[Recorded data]
• • •
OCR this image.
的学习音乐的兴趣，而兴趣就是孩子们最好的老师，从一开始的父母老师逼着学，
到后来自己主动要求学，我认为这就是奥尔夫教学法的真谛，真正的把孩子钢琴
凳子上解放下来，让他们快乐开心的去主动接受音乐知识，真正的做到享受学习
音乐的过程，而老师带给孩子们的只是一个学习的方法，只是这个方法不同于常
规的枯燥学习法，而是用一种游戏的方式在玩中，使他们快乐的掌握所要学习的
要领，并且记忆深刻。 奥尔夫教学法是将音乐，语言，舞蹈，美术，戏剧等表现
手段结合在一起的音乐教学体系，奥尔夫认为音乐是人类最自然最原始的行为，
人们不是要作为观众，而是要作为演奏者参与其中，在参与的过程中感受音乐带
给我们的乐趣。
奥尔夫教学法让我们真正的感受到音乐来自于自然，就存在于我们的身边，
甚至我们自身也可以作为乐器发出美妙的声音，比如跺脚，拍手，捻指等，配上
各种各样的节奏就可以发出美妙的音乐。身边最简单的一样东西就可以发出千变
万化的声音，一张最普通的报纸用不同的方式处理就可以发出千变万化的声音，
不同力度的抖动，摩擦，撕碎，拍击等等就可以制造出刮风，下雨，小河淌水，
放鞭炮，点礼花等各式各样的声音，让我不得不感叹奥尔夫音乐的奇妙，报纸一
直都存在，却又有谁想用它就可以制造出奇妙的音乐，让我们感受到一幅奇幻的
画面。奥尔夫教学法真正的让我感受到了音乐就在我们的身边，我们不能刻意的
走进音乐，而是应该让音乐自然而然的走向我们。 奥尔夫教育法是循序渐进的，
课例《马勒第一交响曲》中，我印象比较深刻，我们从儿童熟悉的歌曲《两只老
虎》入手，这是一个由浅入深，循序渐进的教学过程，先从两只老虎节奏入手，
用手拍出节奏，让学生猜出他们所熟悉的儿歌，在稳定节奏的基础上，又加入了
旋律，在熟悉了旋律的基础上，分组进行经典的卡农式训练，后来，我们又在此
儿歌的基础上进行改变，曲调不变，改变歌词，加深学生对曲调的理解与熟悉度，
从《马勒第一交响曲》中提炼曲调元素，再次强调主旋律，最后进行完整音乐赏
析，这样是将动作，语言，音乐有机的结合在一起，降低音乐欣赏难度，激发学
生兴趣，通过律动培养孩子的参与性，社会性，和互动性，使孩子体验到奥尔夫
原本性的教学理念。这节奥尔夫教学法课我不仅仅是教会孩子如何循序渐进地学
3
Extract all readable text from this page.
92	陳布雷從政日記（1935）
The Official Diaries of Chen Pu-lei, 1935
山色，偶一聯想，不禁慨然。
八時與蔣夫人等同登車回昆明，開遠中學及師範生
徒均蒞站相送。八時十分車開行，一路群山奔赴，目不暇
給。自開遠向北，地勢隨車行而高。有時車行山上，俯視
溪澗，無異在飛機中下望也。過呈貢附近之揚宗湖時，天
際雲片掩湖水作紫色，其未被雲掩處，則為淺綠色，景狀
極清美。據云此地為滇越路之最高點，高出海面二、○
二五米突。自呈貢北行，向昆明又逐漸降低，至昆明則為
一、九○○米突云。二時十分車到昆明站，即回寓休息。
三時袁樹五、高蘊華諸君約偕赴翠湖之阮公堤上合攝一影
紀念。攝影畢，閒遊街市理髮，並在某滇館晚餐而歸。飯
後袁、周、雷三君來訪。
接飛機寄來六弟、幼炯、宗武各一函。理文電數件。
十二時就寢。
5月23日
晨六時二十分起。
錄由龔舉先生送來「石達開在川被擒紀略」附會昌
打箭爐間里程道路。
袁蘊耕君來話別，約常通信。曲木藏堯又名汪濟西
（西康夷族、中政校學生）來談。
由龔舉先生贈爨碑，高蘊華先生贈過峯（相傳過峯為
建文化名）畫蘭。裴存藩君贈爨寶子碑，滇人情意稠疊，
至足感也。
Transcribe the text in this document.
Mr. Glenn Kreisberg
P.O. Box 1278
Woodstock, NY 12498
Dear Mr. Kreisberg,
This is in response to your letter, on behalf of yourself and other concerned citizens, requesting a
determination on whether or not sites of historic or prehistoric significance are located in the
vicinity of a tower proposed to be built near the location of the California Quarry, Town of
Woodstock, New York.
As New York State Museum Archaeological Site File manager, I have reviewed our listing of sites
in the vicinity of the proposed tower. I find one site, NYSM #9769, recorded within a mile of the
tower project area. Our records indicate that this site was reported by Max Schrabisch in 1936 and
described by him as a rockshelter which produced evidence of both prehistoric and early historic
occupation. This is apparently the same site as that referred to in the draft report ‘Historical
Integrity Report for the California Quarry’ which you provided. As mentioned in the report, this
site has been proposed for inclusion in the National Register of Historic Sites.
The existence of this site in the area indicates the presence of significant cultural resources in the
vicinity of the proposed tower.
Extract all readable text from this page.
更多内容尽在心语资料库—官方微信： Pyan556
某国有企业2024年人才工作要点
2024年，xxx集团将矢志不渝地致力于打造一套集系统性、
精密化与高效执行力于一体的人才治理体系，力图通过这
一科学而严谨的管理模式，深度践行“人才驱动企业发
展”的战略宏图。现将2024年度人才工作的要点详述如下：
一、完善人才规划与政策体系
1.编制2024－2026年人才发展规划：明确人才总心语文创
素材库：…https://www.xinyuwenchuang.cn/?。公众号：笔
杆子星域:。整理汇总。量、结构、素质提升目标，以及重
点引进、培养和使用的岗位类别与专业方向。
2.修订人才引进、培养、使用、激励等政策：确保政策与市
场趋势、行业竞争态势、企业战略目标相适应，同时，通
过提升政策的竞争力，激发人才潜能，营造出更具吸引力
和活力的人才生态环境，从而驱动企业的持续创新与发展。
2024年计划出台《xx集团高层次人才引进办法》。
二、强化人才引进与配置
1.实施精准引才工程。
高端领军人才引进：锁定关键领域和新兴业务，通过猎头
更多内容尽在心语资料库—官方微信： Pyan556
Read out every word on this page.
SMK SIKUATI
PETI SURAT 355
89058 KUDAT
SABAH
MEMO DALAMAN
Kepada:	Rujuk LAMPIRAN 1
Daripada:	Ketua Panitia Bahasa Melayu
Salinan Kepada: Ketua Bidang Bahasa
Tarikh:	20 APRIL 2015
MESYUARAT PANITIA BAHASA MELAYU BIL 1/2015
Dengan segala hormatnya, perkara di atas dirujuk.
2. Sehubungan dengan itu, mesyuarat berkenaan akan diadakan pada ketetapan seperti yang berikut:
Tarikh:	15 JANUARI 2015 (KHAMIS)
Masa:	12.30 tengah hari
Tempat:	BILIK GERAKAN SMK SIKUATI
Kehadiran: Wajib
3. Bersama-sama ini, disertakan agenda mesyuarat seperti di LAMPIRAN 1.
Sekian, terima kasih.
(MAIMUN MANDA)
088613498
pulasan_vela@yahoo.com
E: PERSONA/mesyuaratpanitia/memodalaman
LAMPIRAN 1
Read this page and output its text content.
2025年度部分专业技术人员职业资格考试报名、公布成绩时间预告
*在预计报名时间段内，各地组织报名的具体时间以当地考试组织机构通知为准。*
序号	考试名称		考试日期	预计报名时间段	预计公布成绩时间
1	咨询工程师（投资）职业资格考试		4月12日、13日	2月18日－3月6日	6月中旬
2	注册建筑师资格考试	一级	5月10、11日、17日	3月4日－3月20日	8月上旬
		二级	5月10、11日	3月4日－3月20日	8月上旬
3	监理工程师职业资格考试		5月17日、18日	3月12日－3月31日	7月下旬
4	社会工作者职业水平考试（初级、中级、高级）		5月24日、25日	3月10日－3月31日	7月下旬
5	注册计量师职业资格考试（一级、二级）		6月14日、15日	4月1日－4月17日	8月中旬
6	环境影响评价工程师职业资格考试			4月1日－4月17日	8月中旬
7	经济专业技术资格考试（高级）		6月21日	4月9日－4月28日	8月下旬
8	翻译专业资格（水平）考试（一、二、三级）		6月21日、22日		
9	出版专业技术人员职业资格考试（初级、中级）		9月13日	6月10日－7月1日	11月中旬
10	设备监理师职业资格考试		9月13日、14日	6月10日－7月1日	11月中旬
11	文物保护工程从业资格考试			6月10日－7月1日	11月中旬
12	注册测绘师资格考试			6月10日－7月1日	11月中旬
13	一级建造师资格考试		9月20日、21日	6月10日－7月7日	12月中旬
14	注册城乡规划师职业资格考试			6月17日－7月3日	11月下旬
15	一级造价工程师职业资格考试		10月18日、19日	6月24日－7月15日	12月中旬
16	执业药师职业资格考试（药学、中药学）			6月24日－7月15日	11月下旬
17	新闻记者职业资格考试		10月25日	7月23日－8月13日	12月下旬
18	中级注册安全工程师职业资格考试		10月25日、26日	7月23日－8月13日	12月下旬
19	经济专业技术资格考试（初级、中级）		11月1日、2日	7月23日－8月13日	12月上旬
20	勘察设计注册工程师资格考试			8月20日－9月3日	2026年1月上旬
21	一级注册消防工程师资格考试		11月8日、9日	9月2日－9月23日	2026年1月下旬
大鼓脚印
• • •
__Aim of the task__: Take every line from the records above that has the word "Kreisberg" and copy it.

__Final answer__:
Mr. Glenn Kreisberg
Dear Mr. Kreisberg,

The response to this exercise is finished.